WHAT TO PRODUCE: Return only the number of lines holding the word "object".

──────────

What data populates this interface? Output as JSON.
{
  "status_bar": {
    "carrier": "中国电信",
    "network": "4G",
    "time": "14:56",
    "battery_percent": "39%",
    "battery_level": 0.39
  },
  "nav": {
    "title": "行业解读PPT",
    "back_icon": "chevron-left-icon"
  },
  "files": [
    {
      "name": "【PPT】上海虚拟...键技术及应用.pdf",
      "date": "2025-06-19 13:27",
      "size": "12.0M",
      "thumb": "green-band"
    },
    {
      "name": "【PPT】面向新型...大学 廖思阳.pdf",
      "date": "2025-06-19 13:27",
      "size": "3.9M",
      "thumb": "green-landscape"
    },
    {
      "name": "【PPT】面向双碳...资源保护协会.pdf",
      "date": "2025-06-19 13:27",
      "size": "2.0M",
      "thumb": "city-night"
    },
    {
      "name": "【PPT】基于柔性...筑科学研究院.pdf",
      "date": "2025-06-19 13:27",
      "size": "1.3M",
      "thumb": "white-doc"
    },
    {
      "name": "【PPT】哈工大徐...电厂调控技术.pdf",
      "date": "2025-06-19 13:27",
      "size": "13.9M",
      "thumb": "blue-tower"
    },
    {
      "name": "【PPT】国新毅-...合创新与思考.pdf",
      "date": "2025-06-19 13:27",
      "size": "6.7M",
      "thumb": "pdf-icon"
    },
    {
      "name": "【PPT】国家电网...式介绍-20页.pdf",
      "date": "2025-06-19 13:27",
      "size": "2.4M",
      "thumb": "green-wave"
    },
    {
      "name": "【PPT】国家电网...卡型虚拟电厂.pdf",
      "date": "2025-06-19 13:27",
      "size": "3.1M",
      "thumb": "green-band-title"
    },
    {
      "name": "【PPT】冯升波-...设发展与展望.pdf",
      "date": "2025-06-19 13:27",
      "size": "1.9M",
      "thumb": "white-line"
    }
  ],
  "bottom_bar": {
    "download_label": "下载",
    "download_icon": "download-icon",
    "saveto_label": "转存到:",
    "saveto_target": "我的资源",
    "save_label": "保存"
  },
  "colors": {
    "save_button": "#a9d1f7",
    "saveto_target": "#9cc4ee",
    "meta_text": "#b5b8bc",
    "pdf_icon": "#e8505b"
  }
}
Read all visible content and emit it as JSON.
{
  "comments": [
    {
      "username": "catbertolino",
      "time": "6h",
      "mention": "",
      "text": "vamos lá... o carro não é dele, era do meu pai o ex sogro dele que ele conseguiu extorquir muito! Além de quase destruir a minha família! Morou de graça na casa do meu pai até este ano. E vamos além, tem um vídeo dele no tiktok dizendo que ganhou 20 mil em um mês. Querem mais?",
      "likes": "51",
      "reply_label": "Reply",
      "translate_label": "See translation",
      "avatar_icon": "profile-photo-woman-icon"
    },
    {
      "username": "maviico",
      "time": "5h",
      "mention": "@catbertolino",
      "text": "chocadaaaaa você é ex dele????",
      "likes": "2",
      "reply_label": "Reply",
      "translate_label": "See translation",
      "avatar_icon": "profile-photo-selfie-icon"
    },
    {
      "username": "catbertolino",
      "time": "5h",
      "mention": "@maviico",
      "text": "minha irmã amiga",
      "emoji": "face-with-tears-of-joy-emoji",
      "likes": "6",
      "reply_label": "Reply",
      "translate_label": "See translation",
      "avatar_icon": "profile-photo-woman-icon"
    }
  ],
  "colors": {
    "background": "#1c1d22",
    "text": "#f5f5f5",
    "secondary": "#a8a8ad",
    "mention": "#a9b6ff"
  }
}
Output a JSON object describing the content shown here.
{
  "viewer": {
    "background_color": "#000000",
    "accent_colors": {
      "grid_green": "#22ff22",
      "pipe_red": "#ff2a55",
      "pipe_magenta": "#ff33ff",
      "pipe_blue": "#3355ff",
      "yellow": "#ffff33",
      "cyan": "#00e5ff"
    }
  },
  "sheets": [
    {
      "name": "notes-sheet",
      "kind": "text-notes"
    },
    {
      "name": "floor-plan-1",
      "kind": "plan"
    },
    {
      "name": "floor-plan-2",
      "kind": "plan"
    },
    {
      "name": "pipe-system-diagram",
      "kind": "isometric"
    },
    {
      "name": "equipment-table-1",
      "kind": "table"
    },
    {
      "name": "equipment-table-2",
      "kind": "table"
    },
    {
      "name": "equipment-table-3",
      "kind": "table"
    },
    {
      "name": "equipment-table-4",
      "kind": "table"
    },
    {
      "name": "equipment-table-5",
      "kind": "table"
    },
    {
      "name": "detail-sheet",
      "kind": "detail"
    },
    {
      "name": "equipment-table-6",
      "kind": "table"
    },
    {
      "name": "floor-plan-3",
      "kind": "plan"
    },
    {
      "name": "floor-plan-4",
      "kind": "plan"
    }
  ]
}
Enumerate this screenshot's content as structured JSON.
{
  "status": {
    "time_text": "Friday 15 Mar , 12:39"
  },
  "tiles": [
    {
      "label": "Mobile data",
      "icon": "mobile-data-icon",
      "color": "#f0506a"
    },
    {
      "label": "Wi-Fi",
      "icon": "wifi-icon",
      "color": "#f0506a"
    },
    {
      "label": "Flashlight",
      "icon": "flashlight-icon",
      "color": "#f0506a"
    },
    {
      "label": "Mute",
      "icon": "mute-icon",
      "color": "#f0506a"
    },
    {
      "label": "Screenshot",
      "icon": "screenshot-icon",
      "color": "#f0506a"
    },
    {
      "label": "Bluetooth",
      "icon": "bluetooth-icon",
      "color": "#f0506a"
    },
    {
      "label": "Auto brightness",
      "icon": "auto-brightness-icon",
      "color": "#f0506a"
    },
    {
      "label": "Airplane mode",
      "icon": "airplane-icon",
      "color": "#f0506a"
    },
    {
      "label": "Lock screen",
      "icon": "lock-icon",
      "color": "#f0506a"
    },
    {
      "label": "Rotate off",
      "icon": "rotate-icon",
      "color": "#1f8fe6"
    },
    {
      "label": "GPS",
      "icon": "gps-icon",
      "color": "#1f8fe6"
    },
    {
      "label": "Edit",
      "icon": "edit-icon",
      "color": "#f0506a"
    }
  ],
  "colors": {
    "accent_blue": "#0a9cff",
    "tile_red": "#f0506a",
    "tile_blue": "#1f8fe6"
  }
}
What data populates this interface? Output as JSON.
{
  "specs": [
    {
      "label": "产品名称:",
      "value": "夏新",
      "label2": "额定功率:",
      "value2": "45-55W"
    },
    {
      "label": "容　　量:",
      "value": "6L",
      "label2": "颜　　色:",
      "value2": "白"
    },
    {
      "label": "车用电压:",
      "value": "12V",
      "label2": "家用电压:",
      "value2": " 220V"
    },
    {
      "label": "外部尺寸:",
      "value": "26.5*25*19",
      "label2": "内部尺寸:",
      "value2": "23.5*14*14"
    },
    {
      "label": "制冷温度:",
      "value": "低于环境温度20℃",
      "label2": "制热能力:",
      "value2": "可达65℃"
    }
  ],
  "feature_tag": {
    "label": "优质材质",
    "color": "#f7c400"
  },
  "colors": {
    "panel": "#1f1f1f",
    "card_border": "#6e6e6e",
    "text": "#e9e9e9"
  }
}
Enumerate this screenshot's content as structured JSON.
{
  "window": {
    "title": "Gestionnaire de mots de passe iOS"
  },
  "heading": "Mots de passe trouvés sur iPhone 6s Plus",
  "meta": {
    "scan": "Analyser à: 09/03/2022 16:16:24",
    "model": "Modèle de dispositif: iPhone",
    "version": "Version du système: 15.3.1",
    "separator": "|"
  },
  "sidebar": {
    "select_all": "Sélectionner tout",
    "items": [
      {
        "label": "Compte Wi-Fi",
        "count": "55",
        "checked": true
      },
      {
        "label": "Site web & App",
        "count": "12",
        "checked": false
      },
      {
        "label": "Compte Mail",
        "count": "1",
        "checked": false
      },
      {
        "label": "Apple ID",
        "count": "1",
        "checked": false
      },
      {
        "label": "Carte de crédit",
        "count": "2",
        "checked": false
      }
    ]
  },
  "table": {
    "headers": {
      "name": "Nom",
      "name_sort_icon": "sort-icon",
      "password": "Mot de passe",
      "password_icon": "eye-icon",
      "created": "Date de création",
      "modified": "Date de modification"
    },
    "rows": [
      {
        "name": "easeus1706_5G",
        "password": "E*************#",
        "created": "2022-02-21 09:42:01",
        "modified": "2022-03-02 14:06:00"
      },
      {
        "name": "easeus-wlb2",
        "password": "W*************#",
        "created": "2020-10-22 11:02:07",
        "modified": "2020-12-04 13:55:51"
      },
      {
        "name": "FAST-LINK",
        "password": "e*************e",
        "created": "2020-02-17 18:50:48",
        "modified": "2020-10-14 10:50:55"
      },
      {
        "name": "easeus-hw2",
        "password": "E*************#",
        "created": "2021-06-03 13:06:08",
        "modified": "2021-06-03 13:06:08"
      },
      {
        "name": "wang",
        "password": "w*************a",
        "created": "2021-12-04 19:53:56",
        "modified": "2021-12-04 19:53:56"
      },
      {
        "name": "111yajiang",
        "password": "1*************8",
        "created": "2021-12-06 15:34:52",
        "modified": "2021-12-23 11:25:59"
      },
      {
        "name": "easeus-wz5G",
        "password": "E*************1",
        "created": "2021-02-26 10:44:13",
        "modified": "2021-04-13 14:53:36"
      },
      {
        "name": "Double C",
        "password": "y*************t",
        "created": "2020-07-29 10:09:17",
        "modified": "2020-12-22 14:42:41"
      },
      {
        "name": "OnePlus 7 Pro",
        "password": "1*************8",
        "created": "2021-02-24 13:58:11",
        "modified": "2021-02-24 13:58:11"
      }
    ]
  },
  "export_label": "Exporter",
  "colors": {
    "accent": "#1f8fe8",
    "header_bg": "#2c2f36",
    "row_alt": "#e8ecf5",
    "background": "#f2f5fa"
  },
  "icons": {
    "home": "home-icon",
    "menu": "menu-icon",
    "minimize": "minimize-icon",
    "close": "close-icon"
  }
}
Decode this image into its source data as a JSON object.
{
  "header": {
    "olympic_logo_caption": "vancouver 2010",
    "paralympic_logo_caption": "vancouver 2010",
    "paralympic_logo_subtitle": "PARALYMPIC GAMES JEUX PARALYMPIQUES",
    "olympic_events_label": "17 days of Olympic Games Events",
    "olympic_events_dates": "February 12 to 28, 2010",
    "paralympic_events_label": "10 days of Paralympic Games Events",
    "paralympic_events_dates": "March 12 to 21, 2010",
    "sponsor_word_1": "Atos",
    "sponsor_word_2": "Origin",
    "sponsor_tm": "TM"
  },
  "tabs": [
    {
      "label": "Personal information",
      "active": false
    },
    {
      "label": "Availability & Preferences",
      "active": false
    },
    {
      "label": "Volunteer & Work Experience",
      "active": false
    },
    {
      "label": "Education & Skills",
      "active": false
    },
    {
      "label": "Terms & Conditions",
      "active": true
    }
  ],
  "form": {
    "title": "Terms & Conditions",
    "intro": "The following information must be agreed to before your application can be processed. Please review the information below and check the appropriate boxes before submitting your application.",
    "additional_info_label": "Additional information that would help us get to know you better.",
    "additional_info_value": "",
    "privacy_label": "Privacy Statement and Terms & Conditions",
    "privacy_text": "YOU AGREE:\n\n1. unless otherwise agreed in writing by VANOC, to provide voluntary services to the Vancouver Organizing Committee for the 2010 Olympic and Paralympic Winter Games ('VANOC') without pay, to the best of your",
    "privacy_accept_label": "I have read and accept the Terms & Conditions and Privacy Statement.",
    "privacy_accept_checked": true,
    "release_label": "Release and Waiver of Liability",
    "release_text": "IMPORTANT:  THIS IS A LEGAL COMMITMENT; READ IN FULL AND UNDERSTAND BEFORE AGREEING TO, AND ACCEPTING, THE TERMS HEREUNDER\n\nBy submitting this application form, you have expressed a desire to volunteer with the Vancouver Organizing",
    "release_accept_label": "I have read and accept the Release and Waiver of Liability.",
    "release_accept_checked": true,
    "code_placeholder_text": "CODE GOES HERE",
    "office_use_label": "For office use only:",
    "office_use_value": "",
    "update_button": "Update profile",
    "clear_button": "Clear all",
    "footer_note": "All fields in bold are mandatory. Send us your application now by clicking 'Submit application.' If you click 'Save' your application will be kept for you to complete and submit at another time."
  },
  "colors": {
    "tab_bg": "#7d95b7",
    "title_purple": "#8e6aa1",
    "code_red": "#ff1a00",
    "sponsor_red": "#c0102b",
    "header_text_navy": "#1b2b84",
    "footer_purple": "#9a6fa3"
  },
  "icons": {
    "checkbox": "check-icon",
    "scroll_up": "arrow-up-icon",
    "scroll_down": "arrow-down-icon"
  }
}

──────────

FINAL ANSWER: 2